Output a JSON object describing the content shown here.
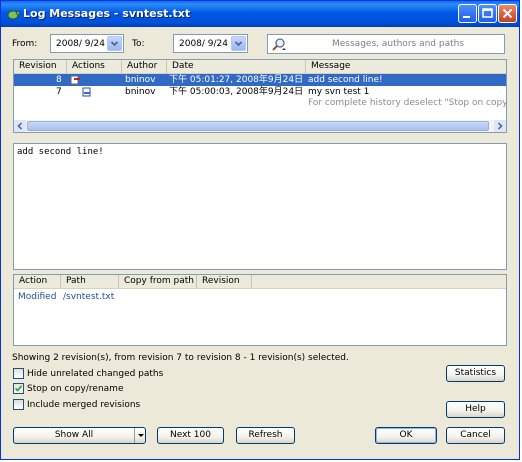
{
  "window": {
    "title": "Log Messages - svntest.txt"
  },
  "filters": {
    "from_label": "From:",
    "from_date": "2008/ 9/24",
    "to_label": "To:",
    "to_date": "2008/ 9/24",
    "search_placeholder": "Messages, authors and paths"
  },
  "revisions": {
    "columns": [
      "Revision",
      "Actions",
      "Author",
      "Date",
      "Message"
    ],
    "rows": [
      {
        "revision": "8",
        "author": "bninov",
        "date": "下午 05:01:27, 2008年9月24日",
        "message": "add second line!"
      },
      {
        "revision": "7",
        "author": "bninov",
        "date": "下午 05:00:03, 2008年9月24日",
        "message": "my svn test 1"
      }
    ],
    "note": "For complete history deselect \"Stop on copy/renam"
  },
  "message_text": "add second line!",
  "paths": {
    "columns": [
      "Action",
      "Path",
      "Copy from path",
      "Revision"
    ],
    "rows": [
      {
        "action": "Modified",
        "path": "/svntest.txt"
      }
    ]
  },
  "status_text": "Showing 2 revision(s), from revision 7 to revision 8 - 1 revision(s) selected.",
  "options": {
    "hide_unrelated": {
      "label": "Hide unrelated changed paths",
      "checked": false
    },
    "stop_on_copy": {
      "label": "Stop on copy/rename",
      "checked": true
    },
    "include_merged": {
      "label": "Include merged revisions",
      "checked": false
    }
  },
  "buttons": {
    "statistics": "Statistics",
    "help": "Help",
    "show_all": "Show All",
    "next_100": "Next 100",
    "refresh": "Refresh",
    "ok": "OK",
    "cancel": "Cancel"
  },
  "colors": {
    "selection": "#316ac5",
    "path_link": "#1f4e9a",
    "note_gray": "#8c8c8c",
    "accent_title": "#0058e6"
  },
  "icons": {
    "title": "turtle-icon",
    "search": "search-magnifier-icon",
    "action_modified": "modified-action-icon"
  }
}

## Work instructions:
Copy all the entries word for word. Omit any pictures.

## Complete output:
Output a JSON object describing the content shown here.
{
  "window": {
    "title": "Log Messages - svntest.txt"
  },
  "filters": {
    "from_label": "From:",
    "from_date": "2008/ 9/24",
    "to_label": "To:",
    "to_date": "2008/ 9/24",
    "search_placeholder": "Messages, authors and paths"
  },
  "revisions": {
    "columns": [
      "Revision",
      "Actions",
      "Author",
      "Date",
      "Message"
    ],
    "rows": [
      {
        "revision": "8",
        "author": "bninov",
        "date": "下午 05:01:27, 2008年9月24日",
        "message": "add second line!"
      },
      {
        "revision": "7",
        "author": "bninov",
        "date": "下午 05:00:03, 2008年9月24日",
        "message": "my svn test 1"
      }
    ],
    "note": "For complete history deselect \"Stop on copy/renam"
  },
  "message_text": "add second line!",
  "paths": {
    "columns": [
      "Action",
      "Path",
      "Copy from path",
      "Revision"
    ],
    "rows": [
      {
        "action": "Modified",
        "path": "/svntest.txt"
      }
    ]
  },
  "status_text": "Showing 2 revision(s), from revision 7 to revision 8 - 1 revision(s) selected.",
  "options": {
    "hide_unrelated": {
      "label": "Hide unrelated changed paths",
      "checked": false
    },
    "stop_on_copy": {
      "label": "Stop on copy/rename",
      "checked": true
    },
    "include_merged": {
      "label": "Include merged revisions",
      "checked": false
    }
  },
  "buttons": {
    "statistics": "Statistics",
    "help": "Help",
    "show_all": "Show All",
    "next_100": "Next 100",
    "refresh": "Refresh",
    "ok": "OK",
    "cancel": "Cancel"
  },
  "colors": {
    "selection": "#316ac5",
    "path_link": "#1f4e9a",
    "note_gray": "#8c8c8c",
    "accent_title": "#0058e6"
  },
  "icons": {
    "title": "turtle-icon",
    "search": "search-magnifier-icon",
    "action_modified": "modified-action-icon"
  }
}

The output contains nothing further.